*STATED PROBLEM*. Starting at the first line of the listing and ending at the line that contains "23, 2437, 90]", switch every "sidebar-item-label" to "sidebar-entry-label" and write out only those lines again, with nothing else changed.

*Raw records*.
++++++++++++++++++++

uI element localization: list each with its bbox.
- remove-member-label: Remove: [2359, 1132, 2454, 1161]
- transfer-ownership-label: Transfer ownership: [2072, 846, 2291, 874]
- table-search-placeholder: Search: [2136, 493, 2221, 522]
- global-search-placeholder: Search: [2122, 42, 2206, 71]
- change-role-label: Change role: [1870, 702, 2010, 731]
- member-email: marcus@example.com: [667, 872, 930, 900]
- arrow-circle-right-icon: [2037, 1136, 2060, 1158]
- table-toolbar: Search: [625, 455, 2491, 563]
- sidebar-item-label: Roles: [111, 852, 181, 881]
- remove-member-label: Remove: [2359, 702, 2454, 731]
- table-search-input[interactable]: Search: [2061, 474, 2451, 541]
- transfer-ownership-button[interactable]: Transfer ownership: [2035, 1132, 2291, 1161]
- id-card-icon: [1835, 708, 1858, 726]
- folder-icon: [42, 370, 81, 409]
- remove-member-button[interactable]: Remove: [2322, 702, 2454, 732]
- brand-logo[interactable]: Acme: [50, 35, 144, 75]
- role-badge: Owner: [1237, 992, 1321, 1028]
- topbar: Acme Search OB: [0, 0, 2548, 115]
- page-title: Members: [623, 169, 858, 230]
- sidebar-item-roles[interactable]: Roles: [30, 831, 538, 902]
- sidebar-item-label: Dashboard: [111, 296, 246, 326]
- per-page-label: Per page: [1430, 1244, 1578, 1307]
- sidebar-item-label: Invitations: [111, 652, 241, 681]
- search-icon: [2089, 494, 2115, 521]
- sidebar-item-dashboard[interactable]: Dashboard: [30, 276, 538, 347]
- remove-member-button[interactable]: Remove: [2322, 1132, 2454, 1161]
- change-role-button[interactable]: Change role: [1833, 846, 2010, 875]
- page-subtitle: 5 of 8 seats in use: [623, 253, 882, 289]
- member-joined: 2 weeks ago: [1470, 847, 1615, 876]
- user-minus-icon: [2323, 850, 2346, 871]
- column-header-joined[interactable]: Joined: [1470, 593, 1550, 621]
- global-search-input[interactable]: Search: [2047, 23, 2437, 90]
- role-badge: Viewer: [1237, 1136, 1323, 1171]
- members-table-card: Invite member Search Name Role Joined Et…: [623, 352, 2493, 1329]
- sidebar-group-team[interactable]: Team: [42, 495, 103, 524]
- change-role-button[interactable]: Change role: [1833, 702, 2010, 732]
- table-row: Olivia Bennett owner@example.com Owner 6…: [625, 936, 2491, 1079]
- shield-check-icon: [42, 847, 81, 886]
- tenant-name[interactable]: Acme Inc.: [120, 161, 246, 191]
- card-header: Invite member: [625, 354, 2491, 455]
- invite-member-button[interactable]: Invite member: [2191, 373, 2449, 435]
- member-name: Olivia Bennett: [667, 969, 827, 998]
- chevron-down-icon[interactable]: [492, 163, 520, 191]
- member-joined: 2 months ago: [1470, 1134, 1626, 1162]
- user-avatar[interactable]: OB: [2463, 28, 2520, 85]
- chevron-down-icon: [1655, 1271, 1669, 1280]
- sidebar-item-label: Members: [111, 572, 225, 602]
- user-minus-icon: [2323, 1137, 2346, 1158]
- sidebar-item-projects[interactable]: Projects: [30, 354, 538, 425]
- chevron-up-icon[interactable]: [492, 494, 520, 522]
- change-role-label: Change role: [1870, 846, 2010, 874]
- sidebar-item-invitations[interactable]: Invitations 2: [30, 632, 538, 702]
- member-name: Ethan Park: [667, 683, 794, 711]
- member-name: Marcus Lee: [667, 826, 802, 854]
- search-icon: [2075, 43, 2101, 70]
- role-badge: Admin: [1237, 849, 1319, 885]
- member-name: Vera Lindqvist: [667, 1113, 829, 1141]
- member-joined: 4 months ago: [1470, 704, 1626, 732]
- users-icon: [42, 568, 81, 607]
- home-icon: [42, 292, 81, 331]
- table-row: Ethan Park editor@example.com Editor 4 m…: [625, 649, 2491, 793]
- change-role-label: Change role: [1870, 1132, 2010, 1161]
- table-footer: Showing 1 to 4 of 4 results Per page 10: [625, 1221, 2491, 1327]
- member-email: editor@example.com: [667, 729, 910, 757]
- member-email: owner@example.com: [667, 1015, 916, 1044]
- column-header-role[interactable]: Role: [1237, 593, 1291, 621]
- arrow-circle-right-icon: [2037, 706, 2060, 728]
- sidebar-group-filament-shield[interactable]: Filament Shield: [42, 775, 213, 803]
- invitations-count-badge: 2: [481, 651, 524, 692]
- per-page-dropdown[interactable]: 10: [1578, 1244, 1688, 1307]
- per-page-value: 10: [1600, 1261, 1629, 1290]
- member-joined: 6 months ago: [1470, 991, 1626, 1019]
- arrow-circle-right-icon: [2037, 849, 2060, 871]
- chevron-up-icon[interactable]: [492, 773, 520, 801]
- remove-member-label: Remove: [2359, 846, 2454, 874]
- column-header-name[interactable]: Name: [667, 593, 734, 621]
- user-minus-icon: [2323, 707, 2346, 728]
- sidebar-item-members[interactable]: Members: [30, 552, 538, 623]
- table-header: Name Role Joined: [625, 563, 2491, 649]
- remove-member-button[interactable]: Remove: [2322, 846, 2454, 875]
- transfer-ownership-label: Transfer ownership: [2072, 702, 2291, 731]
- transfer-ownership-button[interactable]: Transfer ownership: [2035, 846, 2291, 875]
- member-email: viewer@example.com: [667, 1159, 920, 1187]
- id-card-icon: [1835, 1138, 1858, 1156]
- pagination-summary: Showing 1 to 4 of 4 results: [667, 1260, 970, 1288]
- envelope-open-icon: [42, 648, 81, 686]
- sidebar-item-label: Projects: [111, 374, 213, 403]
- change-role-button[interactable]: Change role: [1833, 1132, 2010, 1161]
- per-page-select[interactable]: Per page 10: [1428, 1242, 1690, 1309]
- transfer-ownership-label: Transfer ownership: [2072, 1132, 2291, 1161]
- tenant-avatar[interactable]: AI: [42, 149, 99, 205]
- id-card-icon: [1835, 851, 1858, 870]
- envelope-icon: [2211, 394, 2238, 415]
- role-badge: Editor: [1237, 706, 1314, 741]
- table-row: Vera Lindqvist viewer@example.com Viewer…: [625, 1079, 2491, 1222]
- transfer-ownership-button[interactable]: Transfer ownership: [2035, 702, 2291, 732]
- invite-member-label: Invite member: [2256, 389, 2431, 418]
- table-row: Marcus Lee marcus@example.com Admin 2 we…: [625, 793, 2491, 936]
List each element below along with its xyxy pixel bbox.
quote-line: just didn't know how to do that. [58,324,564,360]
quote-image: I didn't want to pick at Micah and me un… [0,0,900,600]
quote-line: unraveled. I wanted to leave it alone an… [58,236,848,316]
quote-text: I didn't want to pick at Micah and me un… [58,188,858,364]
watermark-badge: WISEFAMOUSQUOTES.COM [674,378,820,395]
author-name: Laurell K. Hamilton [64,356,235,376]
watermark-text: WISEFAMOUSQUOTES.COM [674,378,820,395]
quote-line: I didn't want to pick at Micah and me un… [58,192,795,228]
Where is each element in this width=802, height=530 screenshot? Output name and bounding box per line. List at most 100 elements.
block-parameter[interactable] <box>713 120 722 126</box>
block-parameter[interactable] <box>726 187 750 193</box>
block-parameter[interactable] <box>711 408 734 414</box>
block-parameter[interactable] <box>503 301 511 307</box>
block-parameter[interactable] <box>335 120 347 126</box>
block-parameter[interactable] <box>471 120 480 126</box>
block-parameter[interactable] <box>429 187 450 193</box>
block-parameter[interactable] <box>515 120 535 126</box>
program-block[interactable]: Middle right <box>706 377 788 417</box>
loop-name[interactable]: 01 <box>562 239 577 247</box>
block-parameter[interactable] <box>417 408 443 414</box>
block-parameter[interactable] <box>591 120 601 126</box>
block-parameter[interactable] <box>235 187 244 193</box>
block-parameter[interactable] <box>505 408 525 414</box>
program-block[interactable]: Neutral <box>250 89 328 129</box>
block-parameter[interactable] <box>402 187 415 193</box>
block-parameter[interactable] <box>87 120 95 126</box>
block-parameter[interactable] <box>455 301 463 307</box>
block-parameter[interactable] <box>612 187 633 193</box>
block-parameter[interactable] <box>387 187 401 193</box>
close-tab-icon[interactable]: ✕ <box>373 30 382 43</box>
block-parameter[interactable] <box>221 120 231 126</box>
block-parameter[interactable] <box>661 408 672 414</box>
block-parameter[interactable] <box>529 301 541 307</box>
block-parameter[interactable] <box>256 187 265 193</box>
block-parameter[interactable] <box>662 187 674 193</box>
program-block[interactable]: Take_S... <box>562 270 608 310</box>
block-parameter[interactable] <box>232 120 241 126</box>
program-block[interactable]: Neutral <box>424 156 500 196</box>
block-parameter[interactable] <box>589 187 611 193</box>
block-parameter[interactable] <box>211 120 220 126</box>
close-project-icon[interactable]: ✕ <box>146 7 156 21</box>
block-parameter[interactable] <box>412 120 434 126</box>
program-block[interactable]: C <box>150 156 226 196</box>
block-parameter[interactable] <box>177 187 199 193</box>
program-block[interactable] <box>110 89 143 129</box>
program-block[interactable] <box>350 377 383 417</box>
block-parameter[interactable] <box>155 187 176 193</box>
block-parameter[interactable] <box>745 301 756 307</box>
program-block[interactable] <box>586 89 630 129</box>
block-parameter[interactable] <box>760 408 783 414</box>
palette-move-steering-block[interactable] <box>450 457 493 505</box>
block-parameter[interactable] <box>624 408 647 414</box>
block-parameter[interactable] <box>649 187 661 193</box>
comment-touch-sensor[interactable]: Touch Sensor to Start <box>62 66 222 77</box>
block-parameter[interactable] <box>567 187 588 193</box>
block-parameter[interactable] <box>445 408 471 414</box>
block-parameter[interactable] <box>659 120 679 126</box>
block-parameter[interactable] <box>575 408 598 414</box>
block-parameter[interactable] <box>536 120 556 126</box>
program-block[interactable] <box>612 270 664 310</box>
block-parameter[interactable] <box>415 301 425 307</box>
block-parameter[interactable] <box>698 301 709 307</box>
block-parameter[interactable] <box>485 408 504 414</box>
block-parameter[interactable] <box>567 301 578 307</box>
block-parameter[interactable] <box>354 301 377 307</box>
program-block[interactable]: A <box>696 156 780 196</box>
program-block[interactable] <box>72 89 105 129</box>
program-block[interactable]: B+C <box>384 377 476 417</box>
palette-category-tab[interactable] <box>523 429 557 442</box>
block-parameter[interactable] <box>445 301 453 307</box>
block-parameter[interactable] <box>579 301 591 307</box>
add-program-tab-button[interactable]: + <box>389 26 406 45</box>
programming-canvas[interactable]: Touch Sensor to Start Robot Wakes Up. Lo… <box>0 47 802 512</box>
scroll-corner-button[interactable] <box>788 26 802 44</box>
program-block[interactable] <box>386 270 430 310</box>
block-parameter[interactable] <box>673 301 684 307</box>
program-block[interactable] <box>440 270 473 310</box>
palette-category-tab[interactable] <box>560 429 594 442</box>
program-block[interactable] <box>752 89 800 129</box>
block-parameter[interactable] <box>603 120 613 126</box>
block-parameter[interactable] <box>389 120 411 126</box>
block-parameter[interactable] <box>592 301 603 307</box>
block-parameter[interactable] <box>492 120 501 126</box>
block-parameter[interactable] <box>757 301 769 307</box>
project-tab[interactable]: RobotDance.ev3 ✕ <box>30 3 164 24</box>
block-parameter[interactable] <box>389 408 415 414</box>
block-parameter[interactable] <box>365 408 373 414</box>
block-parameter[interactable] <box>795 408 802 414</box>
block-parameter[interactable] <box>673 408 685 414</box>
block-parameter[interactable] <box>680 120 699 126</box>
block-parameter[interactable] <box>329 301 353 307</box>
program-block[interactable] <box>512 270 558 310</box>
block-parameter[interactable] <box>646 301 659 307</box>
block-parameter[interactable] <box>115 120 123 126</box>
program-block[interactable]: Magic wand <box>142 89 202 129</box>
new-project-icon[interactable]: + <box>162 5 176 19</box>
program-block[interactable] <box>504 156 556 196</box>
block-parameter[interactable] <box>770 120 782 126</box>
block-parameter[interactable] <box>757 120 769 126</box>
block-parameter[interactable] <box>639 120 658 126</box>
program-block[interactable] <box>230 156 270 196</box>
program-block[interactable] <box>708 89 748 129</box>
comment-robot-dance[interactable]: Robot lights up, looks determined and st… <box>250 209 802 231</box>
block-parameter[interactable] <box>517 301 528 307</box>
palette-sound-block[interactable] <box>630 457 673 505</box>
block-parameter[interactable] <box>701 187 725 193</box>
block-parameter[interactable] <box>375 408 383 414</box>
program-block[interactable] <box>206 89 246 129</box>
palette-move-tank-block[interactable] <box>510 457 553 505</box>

++++++++++++++++++++

*FINAL RESULT*.
uI element localization: list each with its bbox.
- remove-member-label: Remove: [2359, 1132, 2454, 1161]
- transfer-ownership-label: Transfer ownership: [2072, 846, 2291, 874]
- table-search-placeholder: Search: [2136, 493, 2221, 522]
- global-search-placeholder: Search: [2122, 42, 2206, 71]
- change-role-label: Change role: [1870, 702, 2010, 731]
- member-email: marcus@example.com: [667, 872, 930, 900]
- arrow-circle-right-icon: [2037, 1136, 2060, 1158]
- table-toolbar: Search: [625, 455, 2491, 563]
- sidebar-entry-label: Roles: [111, 852, 181, 881]
- remove-member-label: Remove: [2359, 702, 2454, 731]
- table-search-input[interactable]: Search: [2061, 474, 2451, 541]
- transfer-ownership-button[interactable]: Transfer ownership: [2035, 1132, 2291, 1161]
- id-card-icon: [1835, 708, 1858, 726]
- folder-icon: [42, 370, 81, 409]
- remove-member-button[interactable]: Remove: [2322, 702, 2454, 732]
- brand-logo[interactable]: Acme: [50, 35, 144, 75]
- role-badge: Owner: [1237, 992, 1321, 1028]
- topbar: Acme Search OB: [0, 0, 2548, 115]
- page-title: Members: [623, 169, 858, 230]
- sidebar-item-roles[interactable]: Roles: [30, 831, 538, 902]
- sidebar-entry-label: Dashboard: [111, 296, 246, 326]
- per-page-label: Per page: [1430, 1244, 1578, 1307]
- sidebar-entry-label: Invitations: [111, 652, 241, 681]
- search-icon: [2089, 494, 2115, 521]
- sidebar-item-dashboard[interactable]: Dashboard: [30, 276, 538, 347]
- remove-member-button[interactable]: Remove: [2322, 1132, 2454, 1161]
- change-role-button[interactable]: Change role: [1833, 846, 2010, 875]
- page-subtitle: 5 of 8 seats in use: [623, 253, 882, 289]
- member-joined: 2 weeks ago: [1470, 847, 1615, 876]
- user-minus-icon: [2323, 850, 2346, 871]
- column-header-joined[interactable]: Joined: [1470, 593, 1550, 621]
- global-search-input[interactable]: Search: [2047, 23, 2437, 90]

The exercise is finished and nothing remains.